§ Required work:
Copy the records below exactly, leaving out every picture.

== == ==

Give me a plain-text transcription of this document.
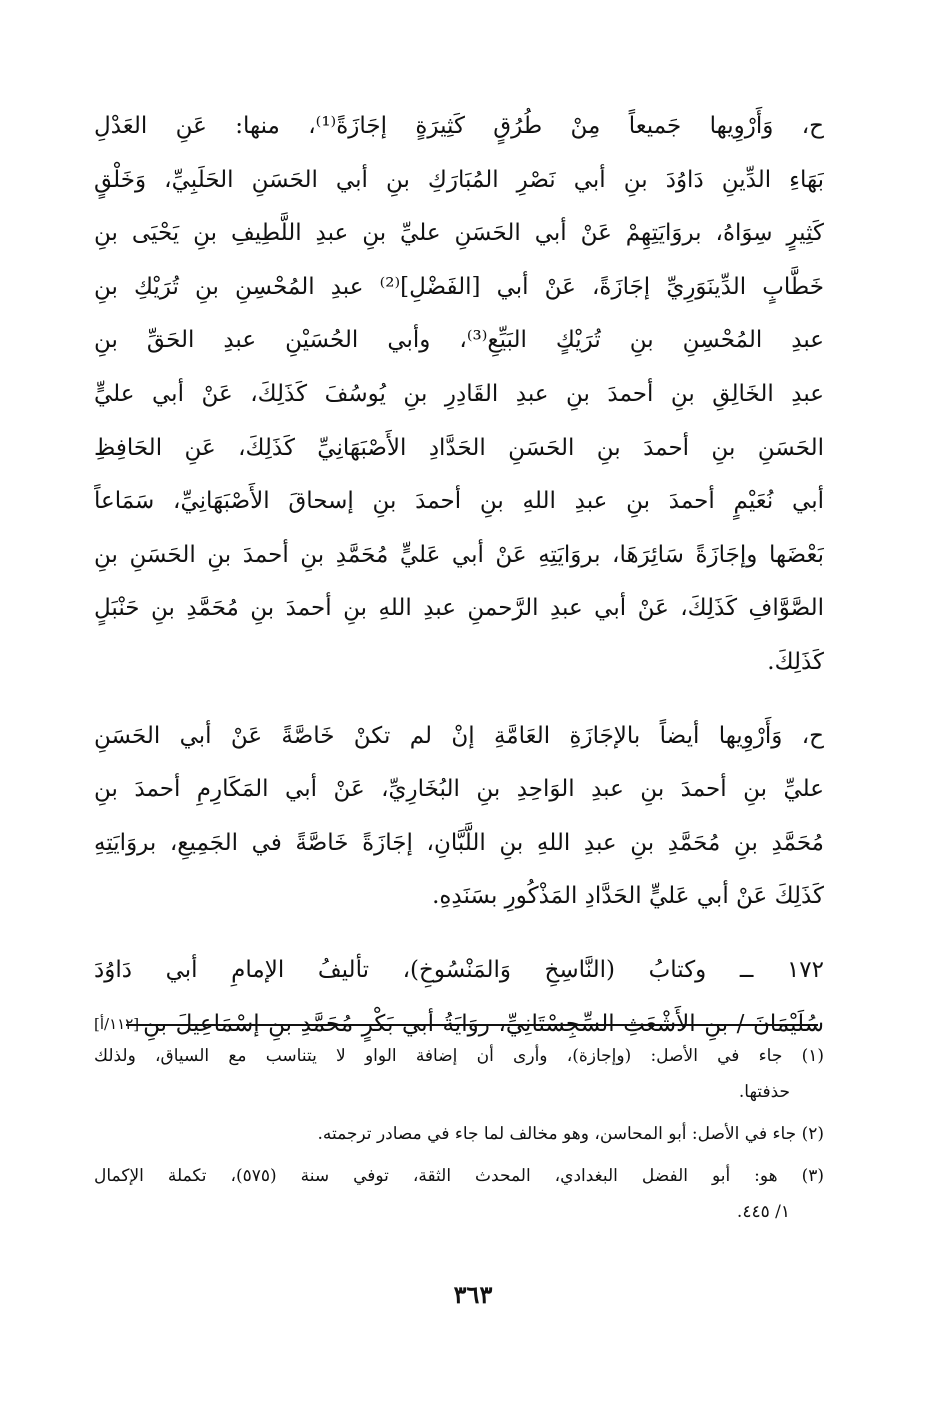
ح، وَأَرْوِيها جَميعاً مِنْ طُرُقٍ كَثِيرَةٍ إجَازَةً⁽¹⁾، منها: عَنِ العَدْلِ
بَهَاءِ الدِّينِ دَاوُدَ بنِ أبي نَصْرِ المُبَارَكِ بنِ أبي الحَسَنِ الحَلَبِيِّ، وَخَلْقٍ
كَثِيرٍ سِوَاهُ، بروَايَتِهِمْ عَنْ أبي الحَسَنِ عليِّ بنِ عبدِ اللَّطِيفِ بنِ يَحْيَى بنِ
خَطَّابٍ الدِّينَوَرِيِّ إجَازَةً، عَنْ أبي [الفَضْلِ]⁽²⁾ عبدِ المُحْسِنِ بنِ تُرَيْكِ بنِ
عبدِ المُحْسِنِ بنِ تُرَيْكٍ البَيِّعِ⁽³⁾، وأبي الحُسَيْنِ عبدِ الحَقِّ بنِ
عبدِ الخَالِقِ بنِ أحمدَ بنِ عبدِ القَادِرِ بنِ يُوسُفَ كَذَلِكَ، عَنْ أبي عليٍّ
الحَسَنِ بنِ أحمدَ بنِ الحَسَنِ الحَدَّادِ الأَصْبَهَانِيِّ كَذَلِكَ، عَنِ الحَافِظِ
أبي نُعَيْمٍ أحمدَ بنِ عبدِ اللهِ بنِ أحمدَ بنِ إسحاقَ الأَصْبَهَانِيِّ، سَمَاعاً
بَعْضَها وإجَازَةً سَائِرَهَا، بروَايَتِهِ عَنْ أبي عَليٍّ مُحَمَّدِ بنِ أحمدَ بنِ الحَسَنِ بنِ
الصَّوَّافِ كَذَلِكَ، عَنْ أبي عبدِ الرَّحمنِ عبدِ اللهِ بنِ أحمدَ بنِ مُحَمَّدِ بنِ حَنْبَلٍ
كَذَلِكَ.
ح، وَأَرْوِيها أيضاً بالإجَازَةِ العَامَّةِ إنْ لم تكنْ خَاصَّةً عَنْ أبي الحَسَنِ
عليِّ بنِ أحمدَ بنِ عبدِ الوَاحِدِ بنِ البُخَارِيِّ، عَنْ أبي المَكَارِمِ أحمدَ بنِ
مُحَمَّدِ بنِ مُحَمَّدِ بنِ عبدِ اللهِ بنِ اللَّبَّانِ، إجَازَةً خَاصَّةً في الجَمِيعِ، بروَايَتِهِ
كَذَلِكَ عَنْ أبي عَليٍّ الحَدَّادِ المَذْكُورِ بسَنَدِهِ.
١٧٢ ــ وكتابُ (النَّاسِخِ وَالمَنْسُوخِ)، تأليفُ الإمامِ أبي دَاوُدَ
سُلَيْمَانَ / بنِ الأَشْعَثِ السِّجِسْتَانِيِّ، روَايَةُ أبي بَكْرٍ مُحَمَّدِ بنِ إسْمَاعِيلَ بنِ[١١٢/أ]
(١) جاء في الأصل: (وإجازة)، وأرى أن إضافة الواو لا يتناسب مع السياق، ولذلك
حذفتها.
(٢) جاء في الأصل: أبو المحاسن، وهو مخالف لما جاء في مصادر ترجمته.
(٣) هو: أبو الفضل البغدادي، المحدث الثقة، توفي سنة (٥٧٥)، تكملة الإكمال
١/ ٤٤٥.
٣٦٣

== == ==

§ Full response:
Give me a plain-text transcription of this document.
ح، وَأَرْوِيها جَميعاً مِنْ طُرُقٍ كَثِيرَةٍ إجَازَةً⁽¹⁾، منها: عَنِ العَدْلِ
بَهَاءِ الدِّينِ دَاوُدَ بنِ أبي نَصْرِ المُبَارَكِ بنِ أبي الحَسَنِ الحَلَبِيِّ، وَخَلْقٍ
كَثِيرٍ سِوَاهُ، بروَايَتِهِمْ عَنْ أبي الحَسَنِ عليِّ بنِ عبدِ اللَّطِيفِ بنِ يَحْيَى بنِ
خَطَّابٍ الدِّينَوَرِيِّ إجَازَةً، عَنْ أبي [الفَضْلِ]⁽²⁾ عبدِ المُحْسِنِ بنِ تُرَيْكِ بنِ
عبدِ المُحْسِنِ بنِ تُرَيْكٍ البَيِّعِ⁽³⁾، وأبي الحُسَيْنِ عبدِ الحَقِّ بنِ
عبدِ الخَالِقِ بنِ أحمدَ بنِ عبدِ القَادِرِ بنِ يُوسُفَ كَذَلِكَ، عَنْ أبي عليٍّ
الحَسَنِ بنِ أحمدَ بنِ الحَسَنِ الحَدَّادِ الأَصْبَهَانِيِّ كَذَلِكَ، عَنِ الحَافِظِ
أبي نُعَيْمٍ أحمدَ بنِ عبدِ اللهِ بنِ أحمدَ بنِ إسحاقَ الأَصْبَهَانِيِّ، سَمَاعاً
بَعْضَها وإجَازَةً سَائِرَهَا، بروَايَتِهِ عَنْ أبي عَليٍّ مُحَمَّدِ بنِ أحمدَ بنِ الحَسَنِ بنِ
الصَّوَّافِ كَذَلِكَ، عَنْ أبي عبدِ الرَّحمنِ عبدِ اللهِ بنِ أحمدَ بنِ مُحَمَّدِ بنِ حَنْبَلٍ
كَذَلِكَ.
ح، وَأَرْوِيها أيضاً بالإجَازَةِ العَامَّةِ إنْ لم تكنْ خَاصَّةً عَنْ أبي الحَسَنِ
عليِّ بنِ أحمدَ بنِ عبدِ الوَاحِدِ بنِ البُخَارِيِّ، عَنْ أبي المَكَارِمِ أحمدَ بنِ
مُحَمَّدِ بنِ مُحَمَّدِ بنِ عبدِ اللهِ بنِ اللَّبَّانِ، إجَازَةً خَاصَّةً في الجَمِيعِ، بروَايَتِهِ
كَذَلِكَ عَنْ أبي عَليٍّ الحَدَّادِ المَذْكُورِ بسَنَدِهِ.
١٧٢ ــ وكتابُ (النَّاسِخِ وَالمَنْسُوخِ)، تأليفُ الإمامِ أبي دَاوُدَ
سُلَيْمَانَ / بنِ الأَشْعَثِ السِّجِسْتَانِيِّ، روَايَةُ أبي بَكْرٍ مُحَمَّدِ بنِ إسْمَاعِيلَ بنِ[١١٢/أ]
(١) جاء في الأصل: (وإجازة)، وأرى أن إضافة الواو لا يتناسب مع السياق، ولذلك
حذفتها.
(٢) جاء في الأصل: أبو المحاسن، وهو مخالف لما جاء في مصادر ترجمته.
(٣) هو: أبو الفضل البغدادي، المحدث الثقة، توفي سنة (٥٧٥)، تكملة الإكمال
١/ ٤٤٥.
٣٦٣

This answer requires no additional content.